_DATA FOR THIS TASK_.
________________________________________

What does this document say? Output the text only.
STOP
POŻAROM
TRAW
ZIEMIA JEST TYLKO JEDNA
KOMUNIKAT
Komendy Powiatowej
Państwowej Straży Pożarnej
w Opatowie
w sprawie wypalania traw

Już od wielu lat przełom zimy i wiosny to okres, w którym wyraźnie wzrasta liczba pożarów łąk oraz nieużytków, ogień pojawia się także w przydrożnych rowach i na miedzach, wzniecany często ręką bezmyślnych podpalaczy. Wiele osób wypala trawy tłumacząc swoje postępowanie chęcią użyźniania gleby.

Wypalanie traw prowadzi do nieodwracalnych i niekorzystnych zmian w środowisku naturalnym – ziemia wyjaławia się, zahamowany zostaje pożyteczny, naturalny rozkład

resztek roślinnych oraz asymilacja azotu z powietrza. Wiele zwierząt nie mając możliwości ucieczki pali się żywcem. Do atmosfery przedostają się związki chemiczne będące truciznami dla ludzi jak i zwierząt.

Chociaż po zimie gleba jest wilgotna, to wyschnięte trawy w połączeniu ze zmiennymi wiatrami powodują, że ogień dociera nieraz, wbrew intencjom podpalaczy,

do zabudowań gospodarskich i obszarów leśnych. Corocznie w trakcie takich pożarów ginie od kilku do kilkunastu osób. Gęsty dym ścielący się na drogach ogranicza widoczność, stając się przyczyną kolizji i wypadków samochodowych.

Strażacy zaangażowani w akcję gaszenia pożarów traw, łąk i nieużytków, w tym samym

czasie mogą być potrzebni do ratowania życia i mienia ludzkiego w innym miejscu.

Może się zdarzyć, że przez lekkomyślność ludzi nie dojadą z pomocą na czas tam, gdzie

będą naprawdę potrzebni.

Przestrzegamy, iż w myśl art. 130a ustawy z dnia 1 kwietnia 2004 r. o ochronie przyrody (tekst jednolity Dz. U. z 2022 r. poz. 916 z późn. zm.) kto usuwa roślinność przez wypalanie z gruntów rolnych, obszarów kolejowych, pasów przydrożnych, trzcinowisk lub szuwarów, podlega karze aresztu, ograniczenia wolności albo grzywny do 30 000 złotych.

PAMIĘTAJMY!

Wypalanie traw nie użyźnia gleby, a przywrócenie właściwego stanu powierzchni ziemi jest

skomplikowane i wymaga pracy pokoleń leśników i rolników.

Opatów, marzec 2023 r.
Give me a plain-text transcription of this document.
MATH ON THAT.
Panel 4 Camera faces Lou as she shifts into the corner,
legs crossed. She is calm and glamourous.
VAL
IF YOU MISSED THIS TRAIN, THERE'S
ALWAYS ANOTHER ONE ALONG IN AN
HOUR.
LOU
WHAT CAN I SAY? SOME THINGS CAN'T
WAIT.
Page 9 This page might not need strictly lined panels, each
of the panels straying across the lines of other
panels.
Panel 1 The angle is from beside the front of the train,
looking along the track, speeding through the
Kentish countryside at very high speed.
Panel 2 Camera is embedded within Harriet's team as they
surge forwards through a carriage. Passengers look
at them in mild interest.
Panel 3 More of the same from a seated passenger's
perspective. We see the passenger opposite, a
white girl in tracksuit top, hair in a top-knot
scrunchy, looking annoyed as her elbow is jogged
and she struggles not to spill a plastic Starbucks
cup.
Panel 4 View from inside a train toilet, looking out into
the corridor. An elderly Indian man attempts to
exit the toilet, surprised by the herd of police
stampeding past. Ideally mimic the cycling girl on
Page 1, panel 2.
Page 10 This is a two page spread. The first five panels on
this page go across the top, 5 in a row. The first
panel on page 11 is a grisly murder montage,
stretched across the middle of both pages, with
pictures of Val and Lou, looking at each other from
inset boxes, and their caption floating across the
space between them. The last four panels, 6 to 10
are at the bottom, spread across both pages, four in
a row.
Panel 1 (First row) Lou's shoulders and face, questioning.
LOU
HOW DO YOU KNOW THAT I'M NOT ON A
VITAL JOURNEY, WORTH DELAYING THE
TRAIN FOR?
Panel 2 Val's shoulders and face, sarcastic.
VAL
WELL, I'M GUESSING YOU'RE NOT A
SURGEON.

________________________________________

Output the complete data exactly as written.

_RESULT OF THIS EXERCISE_.
What does this document say? Output the text only.
STOP
POŻAROM
TRAW
ZIEMIA JEST TYLKO JEDNA
KOMUNIKAT
Komendy Powiatowej
Państwowej Straży Pożarnej
w Opatowie
w sprawie wypalania traw

Już od wielu lat przełom zimy i wiosny to okres, w którym wyraźnie wzrasta liczba pożarów łąk oraz nieużytków, ogień pojawia się także w przydrożnych rowach i na miedzach, wzniecany często ręką bezmyślnych podpalaczy. Wiele osób wypala trawy tłumacząc swoje postępowanie chęcią użyźniania gleby.

Wypalanie traw prowadzi do nieodwracalnych i niekorzystnych zmian w środowisku naturalnym – ziemia wyjaławia się, zahamowany zostaje pożyteczny, naturalny rozkład

resztek roślinnych oraz asymilacja azotu z powietrza. Wiele zwierząt nie mając możliwości ucieczki pali się żywcem. Do atmosfery przedostają się związki chemiczne będące truciznami dla ludzi jak i zwierząt.

Chociaż po zimie gleba jest wilgotna, to wyschnięte trawy w połączeniu ze zmiennymi wiatrami powodują, że ogień dociera nieraz, wbrew intencjom podpalaczy,

do zabudowań gospodarskich i obszarów leśnych. Corocznie w trakcie takich pożarów ginie od kilku do kilkunastu osób. Gęsty dym ścielący się na drogach ogranicza widoczność, stając się przyczyną kolizji i wypadków samochodowych.

Strażacy zaangażowani w akcję gaszenia pożarów traw, łąk i nieużytków, w tym samym

czasie mogą być potrzebni do ratowania życia i mienia ludzkiego w innym miejscu.

Może się zdarzyć, że przez lekkomyślność ludzi nie dojadą z pomocą na czas tam, gdzie

będą naprawdę potrzebni.

Przestrzegamy, iż w myśl art. 130a ustawy z dnia 1 kwietnia 2004 r. o ochronie przyrody (tekst jednolity Dz. U. z 2022 r. poz. 916 z późn. zm.) kto usuwa roślinność przez wypalanie z gruntów rolnych, obszarów kolejowych, pasów przydrożnych, trzcinowisk lub szuwarów, podlega karze aresztu, ograniczenia wolności albo grzywny do 30 000 złotych.

PAMIĘTAJMY!

Wypalanie traw nie użyźnia gleby, a przywrócenie właściwego stanu powierzchni ziemi jest

skomplikowane i wymaga pracy pokoleń leśników i rolników.

Opatów, marzec 2023 r.
Give me a plain-text transcription of this document.
MATH ON THAT.
Panel 4 Camera faces Lou as she shifts into the corner,
legs crossed. She is calm and glamourous.
VAL
IF YOU MISSED THIS TRAIN, THERE'S
ALWAYS ANOTHER ONE ALONG IN AN
HOUR.
LOU
WHAT CAN I SAY? SOME THINGS CAN'T
WAIT.
Page 9 This page might not need strictly lined panels, each
of the panels straying across the lines of other
panels.
Panel 1 The angle is from beside the front of the train,
looking along the track, speeding through the
Kentish countryside at very high speed.
Panel 2 Camera is embedded within Harriet's team as they
surge forwards through a carriage. Passengers look
at them in mild interest.
Panel 3 More of the same from a seated passenger's
perspective. We see the passenger opposite, a
white girl in tracksuit top, hair in a top-knot
scrunchy, looking annoyed as her elbow is jogged
and she struggles not to spill a plastic Starbucks
cup.
Panel 4 View from inside a train toilet, looking out into
the corridor. An elderly Indian man attempts to
exit the toilet, surprised by the herd of police
stampeding past. Ideally mimic the cycling girl on
Page 1, panel 2.
Page 10 This is a two page spread. The first five panels on
this page go across the top, 5 in a row. The first
panel on page 11 is a grisly murder montage,
stretched across the middle of both pages, with
pictures of Val and Lou, looking at each other from
inset boxes, and their caption floating across the
space between them. The last four panels, 6 to 10
are at the bottom, spread across both pages, four in
a row.
Panel 1 (First row) Lou's shoulders and face, questioning.
LOU
HOW DO YOU KNOW THAT I'M NOT ON A
VITAL JOURNEY, WORTH DELAYING THE
TRAIN FOR?
Panel 2 Val's shoulders and face, sarcastic.
VAL
WELL, I'M GUESSING YOU'RE NOT A
SURGEON.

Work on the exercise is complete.